— Activity —
Would you please copy out each entry exactly?

Stored items from a collection

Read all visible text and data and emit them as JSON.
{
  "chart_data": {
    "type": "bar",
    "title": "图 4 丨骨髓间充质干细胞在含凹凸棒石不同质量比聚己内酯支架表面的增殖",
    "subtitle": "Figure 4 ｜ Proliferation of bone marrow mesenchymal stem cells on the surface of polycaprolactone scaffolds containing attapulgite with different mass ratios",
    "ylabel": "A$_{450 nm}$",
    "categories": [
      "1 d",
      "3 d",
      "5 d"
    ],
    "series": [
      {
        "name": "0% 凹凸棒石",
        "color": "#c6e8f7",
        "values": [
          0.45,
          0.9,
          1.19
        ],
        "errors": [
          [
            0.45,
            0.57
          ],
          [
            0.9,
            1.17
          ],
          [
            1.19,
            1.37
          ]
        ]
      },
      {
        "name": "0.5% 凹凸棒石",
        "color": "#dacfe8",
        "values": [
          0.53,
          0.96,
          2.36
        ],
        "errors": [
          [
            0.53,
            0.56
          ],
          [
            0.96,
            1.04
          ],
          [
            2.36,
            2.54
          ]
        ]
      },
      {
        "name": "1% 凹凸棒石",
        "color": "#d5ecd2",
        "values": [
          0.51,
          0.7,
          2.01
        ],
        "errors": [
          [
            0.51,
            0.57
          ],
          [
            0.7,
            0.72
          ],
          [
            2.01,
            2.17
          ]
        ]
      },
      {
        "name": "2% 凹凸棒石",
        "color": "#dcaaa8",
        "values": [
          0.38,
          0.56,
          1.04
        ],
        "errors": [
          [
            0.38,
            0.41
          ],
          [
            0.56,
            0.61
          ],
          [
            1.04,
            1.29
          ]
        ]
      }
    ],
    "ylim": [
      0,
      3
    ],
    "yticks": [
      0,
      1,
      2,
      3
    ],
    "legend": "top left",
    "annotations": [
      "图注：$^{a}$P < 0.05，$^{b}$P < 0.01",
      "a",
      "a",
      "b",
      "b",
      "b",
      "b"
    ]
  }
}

— Solution —
Read all visible text and data and emit them as JSON.
{
  "chart_data": {
    "type": "bar",
    "title": "图 4 丨骨髓间充质干细胞在含凹凸棒石不同质量比聚己内酯支架表面的增殖",
    "subtitle": "Figure 4 ｜ Proliferation of bone marrow mesenchymal stem cells on the surface of polycaprolactone scaffolds containing attapulgite with different mass ratios",
    "ylabel": "A$_{450 nm}$",
    "categories": [
      "1 d",
      "3 d",
      "5 d"
    ],
    "series": [
      {
        "name": "0% 凹凸棒石",
        "color": "#c6e8f7",
        "values": [
          0.45,
          0.9,
          1.19
        ],
        "errors": [
          [
            0.45,
            0.57
          ],
          [
            0.9,
            1.17
          ],
          [
            1.19,
            1.37
          ]
        ]
      },
      {
        "name": "0.5% 凹凸棒石",
        "color": "#dacfe8",
        "values": [
          0.53,
          0.96,
          2.36
        ],
        "errors": [
          [
            0.53,
            0.56
          ],
          [
            0.96,
            1.04
          ],
          [
            2.36,
            2.54
          ]
        ]
      },
      {
        "name": "1% 凹凸棒石",
        "color": "#d5ecd2",
        "values": [
          0.51,
          0.7,
          2.01
        ],
        "errors": [
          [
            0.51,
            0.57
          ],
          [
            0.7,
            0.72
          ],
          [
            2.01,
            2.17
          ]
        ]
      },
      {
        "name": "2% 凹凸棒石",
        "color": "#dcaaa8",
        "values": [
          0.38,
          0.56,
          1.04
        ],
        "errors": [
          [
            0.38,
            0.41
          ],
          [
            0.56,
            0.61
          ],
          [
            1.04,
            1.29
          ]
        ]
      }
    ],
    "ylim": [
      0,
      3
    ],
    "yticks": [
      0,
      1,
      2,
      3
    ],
    "legend": "top left",
    "annotations": [
      "图注：$^{a}$P < 0.05，$^{b}$P < 0.01",
      "a",
      "a",
      "b",
      "b",
      "b",
      "b"
    ]
  }
}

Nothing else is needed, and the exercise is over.